### What you are asked to do
The data below needs to be returned exactly, line for line.

### Supplied data
▬▬▬▬▬▬▬▬▬▬

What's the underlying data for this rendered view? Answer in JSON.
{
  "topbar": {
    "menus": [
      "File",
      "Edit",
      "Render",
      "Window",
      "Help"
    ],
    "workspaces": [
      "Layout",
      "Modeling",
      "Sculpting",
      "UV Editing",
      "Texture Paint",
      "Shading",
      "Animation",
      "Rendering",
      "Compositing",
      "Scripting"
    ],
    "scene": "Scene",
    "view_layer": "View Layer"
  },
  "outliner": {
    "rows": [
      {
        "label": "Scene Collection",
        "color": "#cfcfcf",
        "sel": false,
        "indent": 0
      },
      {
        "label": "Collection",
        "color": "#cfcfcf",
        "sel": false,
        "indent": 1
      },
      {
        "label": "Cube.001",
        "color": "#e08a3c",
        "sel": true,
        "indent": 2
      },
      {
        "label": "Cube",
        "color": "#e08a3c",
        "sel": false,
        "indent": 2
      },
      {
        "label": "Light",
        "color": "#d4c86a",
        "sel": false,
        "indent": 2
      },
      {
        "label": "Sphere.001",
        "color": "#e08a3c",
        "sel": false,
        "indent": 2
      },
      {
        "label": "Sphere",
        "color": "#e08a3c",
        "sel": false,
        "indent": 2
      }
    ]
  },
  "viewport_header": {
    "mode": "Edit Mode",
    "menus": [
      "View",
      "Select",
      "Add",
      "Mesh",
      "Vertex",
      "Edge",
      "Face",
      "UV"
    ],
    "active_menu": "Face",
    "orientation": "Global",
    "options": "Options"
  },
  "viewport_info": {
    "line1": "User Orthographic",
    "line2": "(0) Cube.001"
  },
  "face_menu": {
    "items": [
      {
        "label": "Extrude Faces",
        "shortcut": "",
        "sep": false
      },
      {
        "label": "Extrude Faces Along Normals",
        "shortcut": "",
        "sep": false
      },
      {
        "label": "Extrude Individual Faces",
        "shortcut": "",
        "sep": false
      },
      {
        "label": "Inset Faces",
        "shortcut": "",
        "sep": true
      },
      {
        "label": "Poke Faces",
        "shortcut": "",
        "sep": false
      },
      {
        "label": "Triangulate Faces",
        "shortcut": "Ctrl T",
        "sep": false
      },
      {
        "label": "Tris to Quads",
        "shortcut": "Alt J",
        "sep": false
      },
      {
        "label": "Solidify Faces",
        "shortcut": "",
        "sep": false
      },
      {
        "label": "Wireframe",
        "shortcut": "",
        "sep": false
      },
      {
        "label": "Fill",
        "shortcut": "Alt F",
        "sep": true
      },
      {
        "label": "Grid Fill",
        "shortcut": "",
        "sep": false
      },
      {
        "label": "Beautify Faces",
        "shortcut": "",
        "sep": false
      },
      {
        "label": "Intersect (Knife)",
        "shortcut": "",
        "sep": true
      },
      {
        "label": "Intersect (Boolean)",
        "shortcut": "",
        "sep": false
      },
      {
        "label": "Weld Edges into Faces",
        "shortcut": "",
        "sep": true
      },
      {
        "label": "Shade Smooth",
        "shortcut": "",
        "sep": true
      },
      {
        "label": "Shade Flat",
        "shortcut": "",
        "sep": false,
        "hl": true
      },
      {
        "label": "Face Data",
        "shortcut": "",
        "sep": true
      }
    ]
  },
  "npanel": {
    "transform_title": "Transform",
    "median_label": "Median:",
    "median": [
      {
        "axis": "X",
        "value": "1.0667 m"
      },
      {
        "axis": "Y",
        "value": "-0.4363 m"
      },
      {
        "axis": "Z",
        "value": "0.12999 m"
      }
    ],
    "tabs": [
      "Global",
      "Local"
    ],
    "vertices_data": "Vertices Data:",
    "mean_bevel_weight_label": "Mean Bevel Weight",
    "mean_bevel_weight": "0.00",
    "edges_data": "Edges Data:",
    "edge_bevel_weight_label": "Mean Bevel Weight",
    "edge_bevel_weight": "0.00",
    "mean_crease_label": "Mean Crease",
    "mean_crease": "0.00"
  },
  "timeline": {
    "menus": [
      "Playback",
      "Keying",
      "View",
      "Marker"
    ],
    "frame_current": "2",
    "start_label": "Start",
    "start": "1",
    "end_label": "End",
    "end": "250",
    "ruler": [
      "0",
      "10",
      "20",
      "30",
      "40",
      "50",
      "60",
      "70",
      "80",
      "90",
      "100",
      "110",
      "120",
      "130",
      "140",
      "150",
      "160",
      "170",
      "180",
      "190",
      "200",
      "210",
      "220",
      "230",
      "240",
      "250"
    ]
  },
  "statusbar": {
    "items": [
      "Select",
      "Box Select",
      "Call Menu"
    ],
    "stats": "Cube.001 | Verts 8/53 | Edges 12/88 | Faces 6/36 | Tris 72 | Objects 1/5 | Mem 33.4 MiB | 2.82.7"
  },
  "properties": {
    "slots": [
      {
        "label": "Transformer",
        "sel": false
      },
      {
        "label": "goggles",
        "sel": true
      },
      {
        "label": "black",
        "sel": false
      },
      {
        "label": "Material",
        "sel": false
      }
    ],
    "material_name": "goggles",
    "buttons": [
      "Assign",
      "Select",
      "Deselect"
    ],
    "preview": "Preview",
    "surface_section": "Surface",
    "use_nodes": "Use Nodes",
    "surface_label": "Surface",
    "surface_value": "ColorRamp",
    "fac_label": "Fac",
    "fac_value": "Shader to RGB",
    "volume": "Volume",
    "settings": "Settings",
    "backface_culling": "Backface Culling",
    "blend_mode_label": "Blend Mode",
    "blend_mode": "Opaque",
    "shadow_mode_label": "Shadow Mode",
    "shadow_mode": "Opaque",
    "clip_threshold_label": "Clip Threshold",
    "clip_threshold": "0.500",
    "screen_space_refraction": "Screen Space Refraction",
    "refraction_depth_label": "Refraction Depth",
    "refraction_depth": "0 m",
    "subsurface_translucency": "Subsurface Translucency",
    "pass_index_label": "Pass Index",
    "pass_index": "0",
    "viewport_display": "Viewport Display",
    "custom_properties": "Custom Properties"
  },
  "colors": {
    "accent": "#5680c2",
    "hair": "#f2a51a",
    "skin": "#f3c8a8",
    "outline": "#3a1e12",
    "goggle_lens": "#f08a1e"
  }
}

▬▬▬▬▬▬▬▬▬▬

### Completed task
What's the underlying data for this rendered view? Answer in JSON.
{
  "topbar": {
    "menus": [
      "File",
      "Edit",
      "Render",
      "Window",
      "Help"
    ],
    "workspaces": [
      "Layout",
      "Modeling",
      "Sculpting",
      "UV Editing",
      "Texture Paint",
      "Shading",
      "Animation",
      "Rendering",
      "Compositing",
      "Scripting"
    ],
    "scene": "Scene",
    "view_layer": "View Layer"
  },
  "outliner": {
    "rows": [
      {
        "label": "Scene Collection",
        "color": "#cfcfcf",
        "sel": false,
        "indent": 0
      },
      {
        "label": "Collection",
        "color": "#cfcfcf",
        "sel": false,
        "indent": 1
      },
      {
        "label": "Cube.001",
        "color": "#e08a3c",
        "sel": true,
        "indent": 2
      },
      {
        "label": "Cube",
        "color": "#e08a3c",
        "sel": false,
        "indent": 2
      },
      {
        "label": "Light",
        "color": "#d4c86a",
        "sel": false,
        "indent": 2
      },
      {
        "label": "Sphere.001",
        "color": "#e08a3c",
        "sel": false,
        "indent": 2
      },
      {
        "label": "Sphere",
        "color": "#e08a3c",
        "sel": false,
        "indent": 2
      }
    ]
  },
  "viewport_header": {
    "mode": "Edit Mode",
    "menus": [
      "View",
      "Select",
      "Add",
      "Mesh",
      "Vertex",
      "Edge",
      "Face",
      "UV"
    ],
    "active_menu": "Face",
    "orientation": "Global",
    "options": "Options"
  },
  "viewport_info": {
    "line1": "User Orthographic",
    "line2": "(0) Cube.001"
  },
  "face_menu": {
    "items": [
      {
        "label": "Extrude Faces",
        "shortcut": "",
        "sep": false
      },
      {
        "label": "Extrude Faces Along Normals",
        "shortcut": "",
        "sep": false
      },
      {
        "label": "Extrude Individual Faces",
        "shortcut": "",
        "sep": false
      },
      {
        "label": "Inset Faces",
        "shortcut": "",
        "sep": true
      },
      {
        "label": "Poke Faces",
        "shortcut": "",
        "sep": false
      },
      {
        "label": "Triangulate Faces",
        "shortcut": "Ctrl T",
        "sep": false
      },
      {
        "label": "Tris to Quads",
        "shortcut": "Alt J",
        "sep": false
      },
      {
        "label": "Solidify Faces",
        "shortcut": "",
        "sep": false
      },
      {
        "label": "Wireframe",
        "shortcut": "",
        "sep": false
      },
      {
        "label": "Fill",
        "shortcut": "Alt F",
        "sep": true
      },
      {
        "label": "Grid Fill",
        "shortcut": "",
        "sep": false
      },
      {
        "label": "Beautify Faces",
        "shortcut": "",
        "sep": false
      },
      {
        "label": "Intersect (Knife)",
        "shortcut": "",
        "sep": true
      },
      {
        "label": "Intersect (Boolean)",
        "shortcut": "",
        "sep": false
      },
      {
        "label": "Weld Edges into Faces",
        "shortcut": "",
        "sep": true
      },
      {
        "label": "Shade Smooth",
        "shortcut": "",
        "sep": true
      },
      {
        "label": "Shade Flat",
        "shortcut": "",
        "sep": false,
        "hl": true
      },
      {
        "label": "Face Data",
        "shortcut": "",
        "sep": true
      }
    ]
  },
  "npanel": {
    "transform_title": "Transform",
    "median_label": "Median:",
    "median": [
      {
        "axis": "X",
        "value": "1.0667 m"
      },
      {
        "axis": "Y",
        "value": "-0.4363 m"
      },
      {
        "axis": "Z",
        "value": "0.12999 m"
      }
    ],
    "tabs": [
      "Global",
      "Local"
    ],
    "vertices_data": "Vertices Data:",
    "mean_bevel_weight_label": "Mean Bevel Weight",
    "mean_bevel_weight": "0.00",
    "edges_data": "Edges Data:",
    "edge_bevel_weight_label": "Mean Bevel Weight",
    "edge_bevel_weight": "0.00",
    "mean_crease_label": "Mean Crease",
    "mean_crease": "0.00"
  },
  "timeline": {
    "menus": [
      "Playback",
      "Keying",
      "View",
      "Marker"
    ],
    "frame_current": "2",
    "start_label": "Start",
    "start": "1",
    "end_label": "End",
    "end": "250",
    "ruler": [
      "0",
      "10",
      "20",
      "30",
      "40",
      "50",
      "60",
      "70",
      "80",
      "90",
      "100",
      "110",
      "120",
      "130",
      "140",
      "150",
      "160",
      "170",
      "180",
      "190",
      "200",
      "210",
      "220",
      "230",
      "240",
      "250"
    ]
  },
  "statusbar": {
    "items": [
      "Select",
      "Box Select",
      "Call Menu"
    ],
    "stats": "Cube.001 | Verts 8/53 | Edges 12/88 | Faces 6/36 | Tris 72 | Objects 1/5 | Mem 33.4 MiB | 2.82.7"
  },
  "properties": {
    "slots": [
      {
        "label": "Transformer",
        "sel": false
      },
      {
        "label": "goggles",
        "sel": true
      },
      {
        "label": "black",
        "sel": false
      },
      {
        "label": "Material",
        "sel": false
      }
    ],
    "material_name": "goggles",
    "buttons": [
      "Assign",
      "Select",
      "Deselect"
    ],
    "preview": "Preview",
    "surface_section": "Surface",
    "use_nodes": "Use Nodes",
    "surface_label": "Surface",
    "surface_value": "ColorRamp",
    "fac_label": "Fac",
    "fac_value": "Shader to RGB",
    "volume": "Volume",
    "settings": "Settings",
    "backface_culling": "Backface Culling",
    "blend_mode_label": "Blend Mode",
    "blend_mode": "Opaque",
    "shadow_mode_label": "Shadow Mode",
    "shadow_mode": "Opaque",
    "clip_threshold_label": "Clip Threshold",
    "clip_threshold": "0.500",
    "screen_space_refraction": "Screen Space Refraction",
    "refraction_depth_label": "Refraction Depth",
    "refraction_depth": "0 m",
    "subsurface_translucency": "Subsurface Translucency",
    "pass_index_label": "Pass Index",
    "pass_index": "0",
    "viewport_display": "Viewport Display",
    "custom_properties": "Custom Properties"
  },
  "colors": {
    "accent": "#5680c2",
    "hair": "#f2a51a",
    "skin": "#f3c8a8",
    "outline": "#3a1e12",
    "goggle_lens": "#f08a1e"
  }
}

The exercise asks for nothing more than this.